### [AIM OF THE EXERCISE]
For each line below that holds "Normal", return the line as it stands.

### [DATA FOR THE TASK]

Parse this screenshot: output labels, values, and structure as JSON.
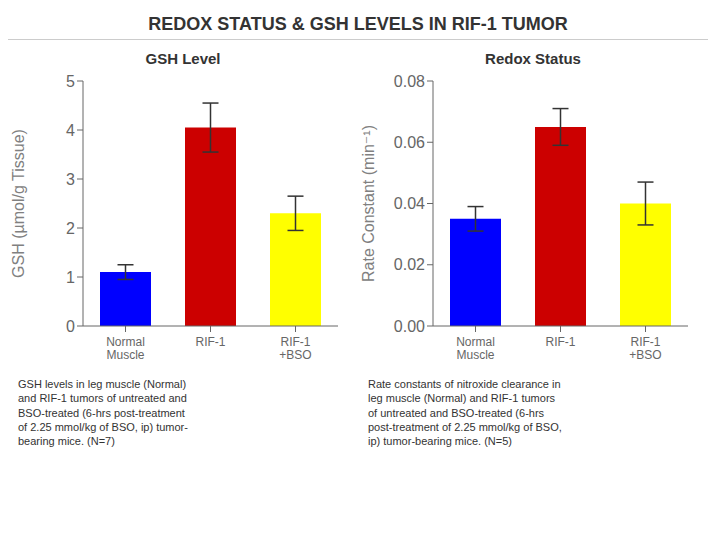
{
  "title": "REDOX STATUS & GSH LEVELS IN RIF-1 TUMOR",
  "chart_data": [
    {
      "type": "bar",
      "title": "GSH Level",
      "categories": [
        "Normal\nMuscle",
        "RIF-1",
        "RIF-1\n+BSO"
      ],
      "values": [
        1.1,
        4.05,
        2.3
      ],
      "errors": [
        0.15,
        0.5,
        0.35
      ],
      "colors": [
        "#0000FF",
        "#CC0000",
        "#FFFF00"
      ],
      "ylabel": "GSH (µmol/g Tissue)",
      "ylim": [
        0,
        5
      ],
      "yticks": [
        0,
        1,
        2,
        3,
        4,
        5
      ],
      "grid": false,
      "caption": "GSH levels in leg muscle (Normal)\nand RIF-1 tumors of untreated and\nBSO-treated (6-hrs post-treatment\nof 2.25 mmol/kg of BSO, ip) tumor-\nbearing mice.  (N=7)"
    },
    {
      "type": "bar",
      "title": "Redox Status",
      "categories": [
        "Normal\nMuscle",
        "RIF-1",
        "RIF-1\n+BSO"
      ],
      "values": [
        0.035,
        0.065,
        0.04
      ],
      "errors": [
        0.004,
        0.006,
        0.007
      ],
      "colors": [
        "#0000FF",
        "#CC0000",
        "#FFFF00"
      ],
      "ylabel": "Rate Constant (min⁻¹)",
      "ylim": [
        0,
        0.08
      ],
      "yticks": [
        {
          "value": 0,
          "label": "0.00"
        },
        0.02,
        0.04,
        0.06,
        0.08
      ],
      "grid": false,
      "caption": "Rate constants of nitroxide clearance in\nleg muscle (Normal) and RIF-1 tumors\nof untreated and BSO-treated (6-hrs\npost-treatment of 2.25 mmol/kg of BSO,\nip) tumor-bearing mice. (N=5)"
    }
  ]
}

### [WRITTEN ANSWER]
        "Normal\nMuscle",
      "caption": "GSH levels in leg muscle (Normal)\nand RIF-1 tumors of untreated and\nBSO-treated (6-hrs post-treatment\nof 2.25 mmol/kg of BSO, ip) tumor-\nbearing mice.  (N=7)"
        "Normal\nMuscle",
      "caption": "Rate constants of nitroxide clearance in\nleg muscle (Normal) and RIF-1 tumors\nof untreated and BSO-treated (6-hrs\npost-treatment of 2.25 mmol/kg of BSO,\nip) tumor-bearing mice. (N=5)"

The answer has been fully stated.